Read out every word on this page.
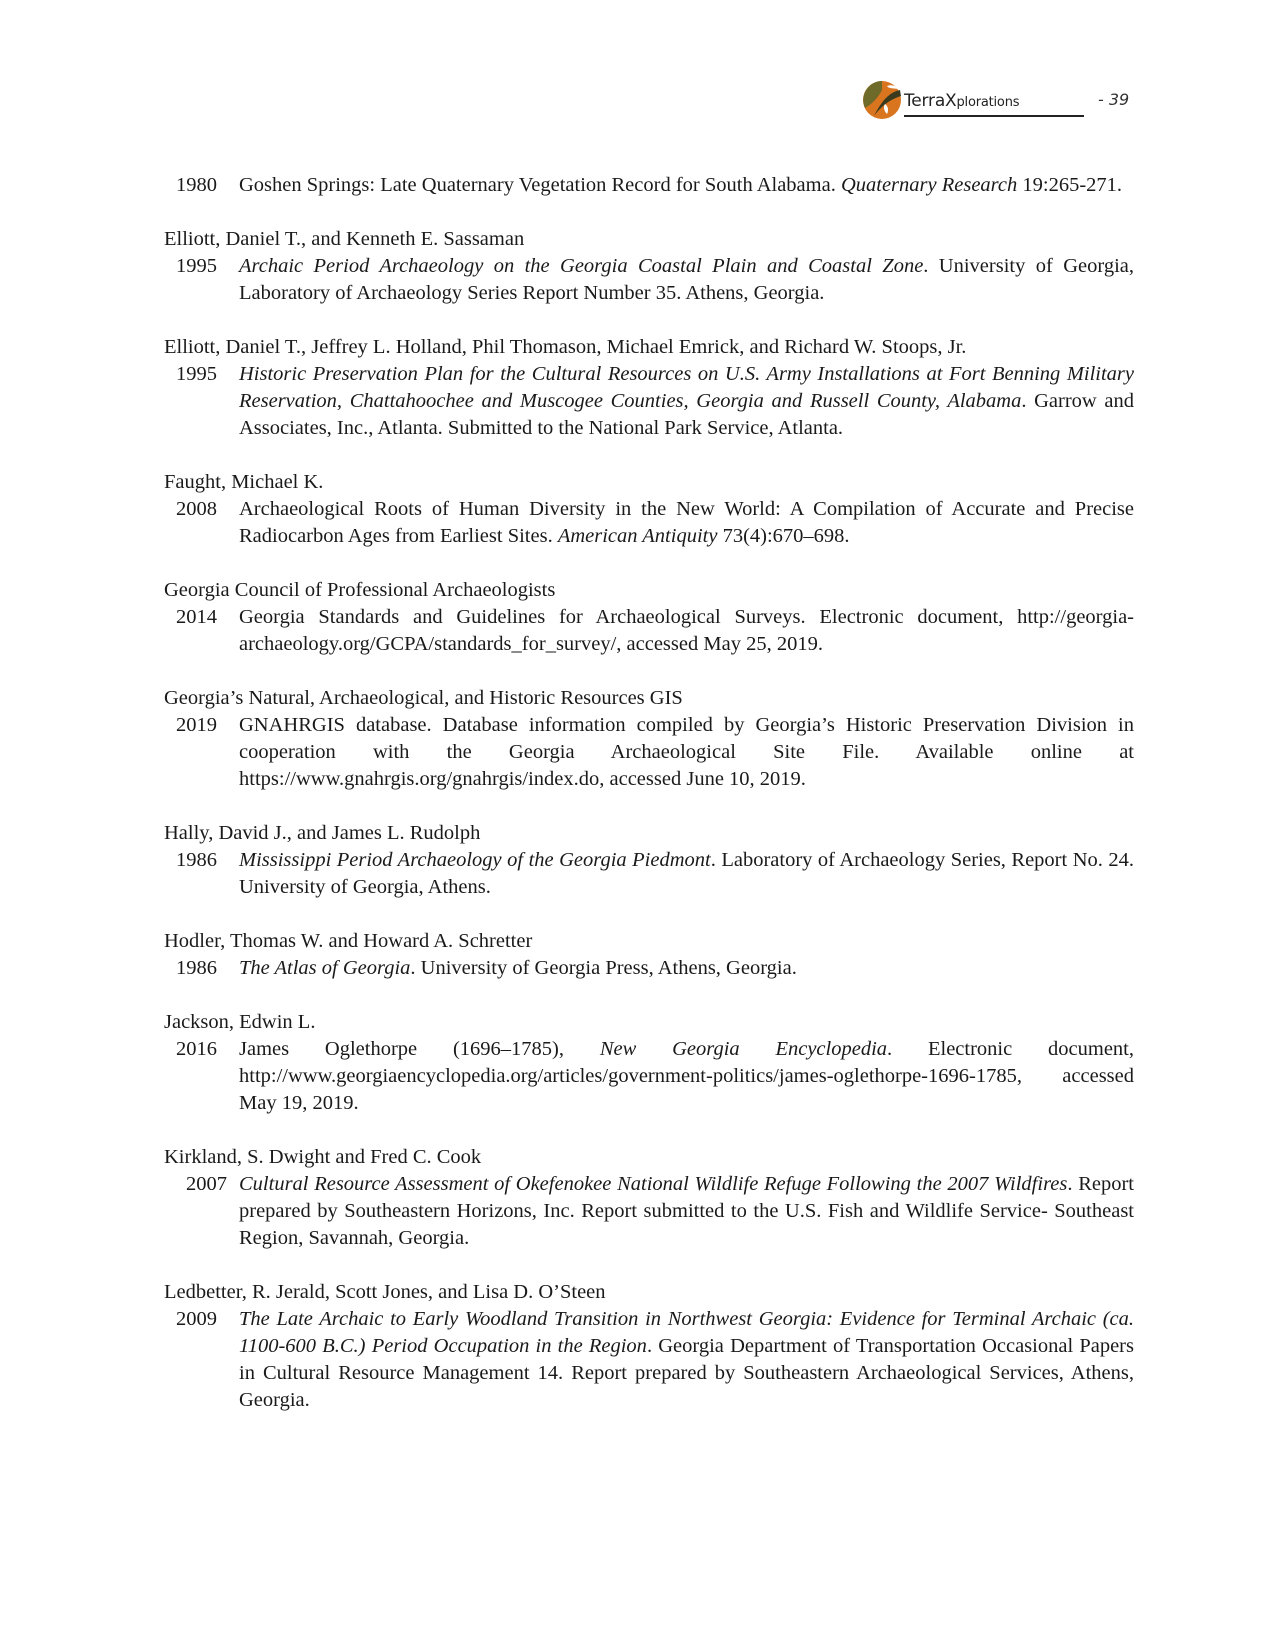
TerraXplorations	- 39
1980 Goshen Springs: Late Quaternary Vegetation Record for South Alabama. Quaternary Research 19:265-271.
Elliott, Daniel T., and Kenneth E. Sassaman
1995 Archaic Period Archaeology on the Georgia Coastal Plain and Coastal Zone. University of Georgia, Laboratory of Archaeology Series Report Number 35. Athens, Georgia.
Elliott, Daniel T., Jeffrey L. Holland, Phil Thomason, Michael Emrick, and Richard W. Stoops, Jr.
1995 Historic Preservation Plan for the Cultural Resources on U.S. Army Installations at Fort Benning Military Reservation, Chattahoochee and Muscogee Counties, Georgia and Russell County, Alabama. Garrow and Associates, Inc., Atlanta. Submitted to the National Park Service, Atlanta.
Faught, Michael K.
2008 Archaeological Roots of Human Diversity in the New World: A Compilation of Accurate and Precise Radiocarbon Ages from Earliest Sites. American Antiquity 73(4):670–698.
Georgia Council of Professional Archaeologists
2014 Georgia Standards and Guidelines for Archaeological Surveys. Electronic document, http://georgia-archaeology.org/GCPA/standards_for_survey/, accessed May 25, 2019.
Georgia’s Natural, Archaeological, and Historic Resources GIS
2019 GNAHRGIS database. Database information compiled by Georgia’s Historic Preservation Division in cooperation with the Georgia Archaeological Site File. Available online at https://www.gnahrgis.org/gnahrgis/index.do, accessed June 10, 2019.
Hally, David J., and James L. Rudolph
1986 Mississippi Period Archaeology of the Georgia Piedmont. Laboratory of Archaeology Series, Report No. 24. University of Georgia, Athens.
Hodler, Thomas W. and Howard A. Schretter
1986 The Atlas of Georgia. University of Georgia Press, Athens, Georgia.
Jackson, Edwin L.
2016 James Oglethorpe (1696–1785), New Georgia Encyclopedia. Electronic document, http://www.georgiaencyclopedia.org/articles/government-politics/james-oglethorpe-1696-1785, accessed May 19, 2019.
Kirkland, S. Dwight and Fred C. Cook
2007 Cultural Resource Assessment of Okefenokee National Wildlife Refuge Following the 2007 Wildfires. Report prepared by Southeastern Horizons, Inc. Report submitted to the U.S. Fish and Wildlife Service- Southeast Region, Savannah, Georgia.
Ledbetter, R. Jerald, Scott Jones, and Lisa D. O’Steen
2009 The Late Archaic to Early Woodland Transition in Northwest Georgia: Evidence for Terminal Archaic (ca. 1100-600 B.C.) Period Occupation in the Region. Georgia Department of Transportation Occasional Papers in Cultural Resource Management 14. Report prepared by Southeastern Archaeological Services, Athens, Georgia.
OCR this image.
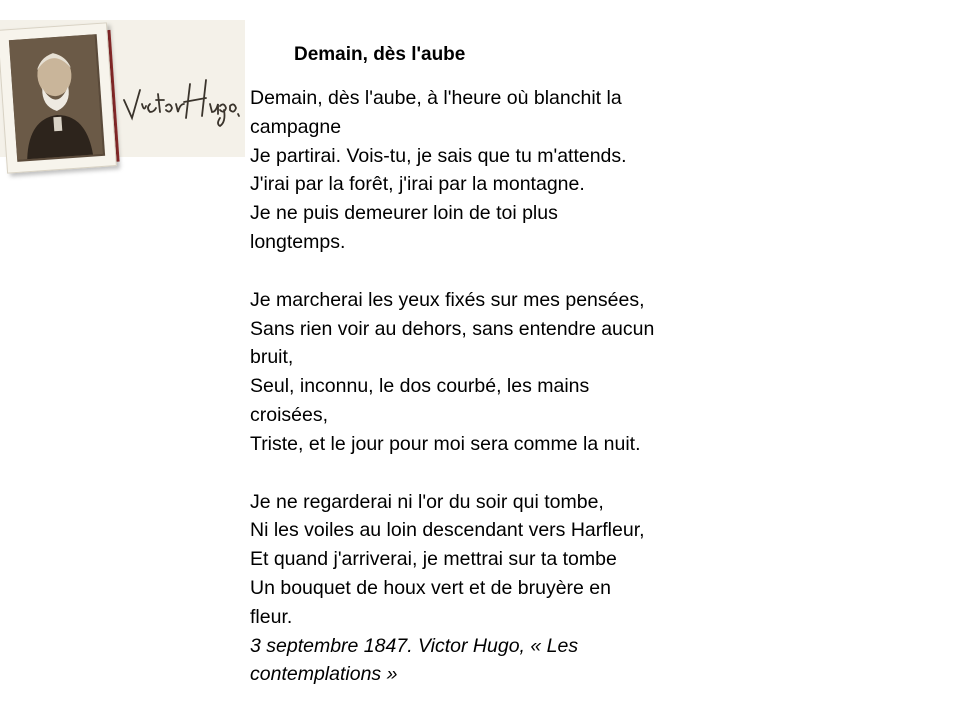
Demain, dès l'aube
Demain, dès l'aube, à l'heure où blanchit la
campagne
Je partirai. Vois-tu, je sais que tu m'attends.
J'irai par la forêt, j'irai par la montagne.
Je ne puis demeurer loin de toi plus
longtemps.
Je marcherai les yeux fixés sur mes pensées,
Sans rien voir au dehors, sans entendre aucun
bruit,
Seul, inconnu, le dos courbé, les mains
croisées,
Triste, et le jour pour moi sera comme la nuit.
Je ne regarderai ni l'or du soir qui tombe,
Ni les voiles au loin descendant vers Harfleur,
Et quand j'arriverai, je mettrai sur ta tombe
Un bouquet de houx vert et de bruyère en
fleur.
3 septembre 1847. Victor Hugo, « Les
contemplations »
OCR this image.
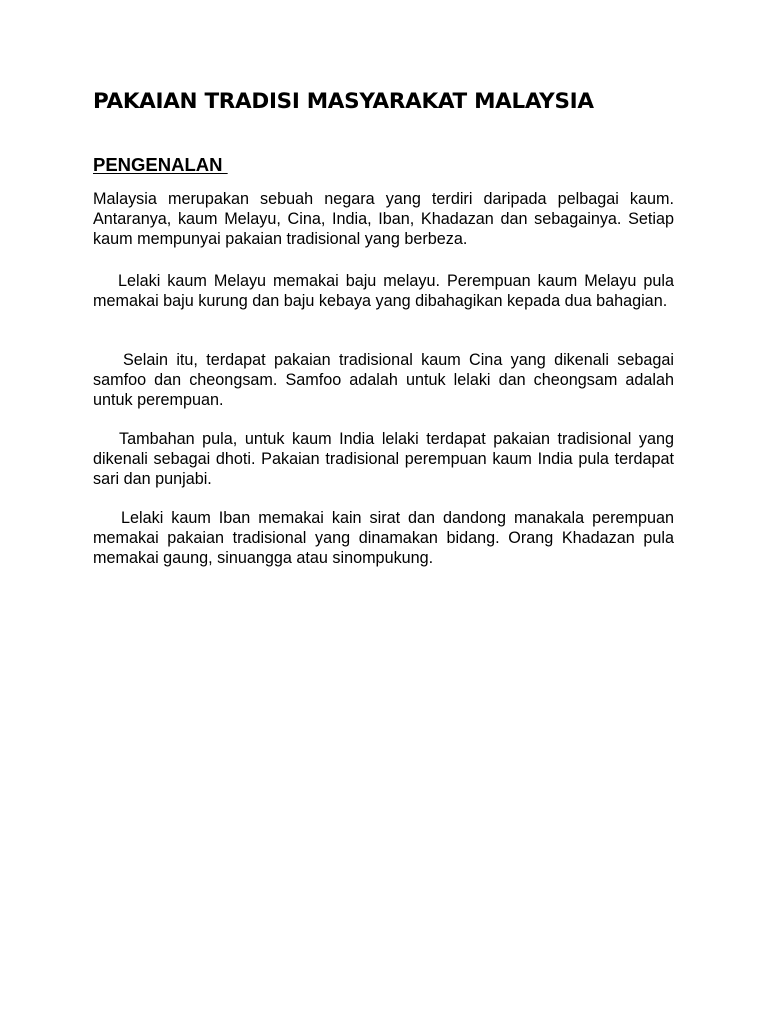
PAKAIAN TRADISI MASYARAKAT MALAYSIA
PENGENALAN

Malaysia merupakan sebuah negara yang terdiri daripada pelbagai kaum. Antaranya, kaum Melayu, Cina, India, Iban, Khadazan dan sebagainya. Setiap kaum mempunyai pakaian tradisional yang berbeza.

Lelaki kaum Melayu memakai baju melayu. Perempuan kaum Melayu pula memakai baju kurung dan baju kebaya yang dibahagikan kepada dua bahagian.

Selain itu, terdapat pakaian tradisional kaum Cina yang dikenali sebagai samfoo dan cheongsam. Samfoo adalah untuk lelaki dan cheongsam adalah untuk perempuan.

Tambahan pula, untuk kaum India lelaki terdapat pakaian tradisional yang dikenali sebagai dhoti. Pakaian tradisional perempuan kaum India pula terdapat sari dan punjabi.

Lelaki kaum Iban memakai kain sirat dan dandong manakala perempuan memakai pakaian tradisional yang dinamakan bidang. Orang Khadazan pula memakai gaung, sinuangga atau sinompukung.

········

▶ SET TASK: Of the lines in the data above, how many contain the word "memakai"? Give only that figure.

▶ FINISHED TASK: 2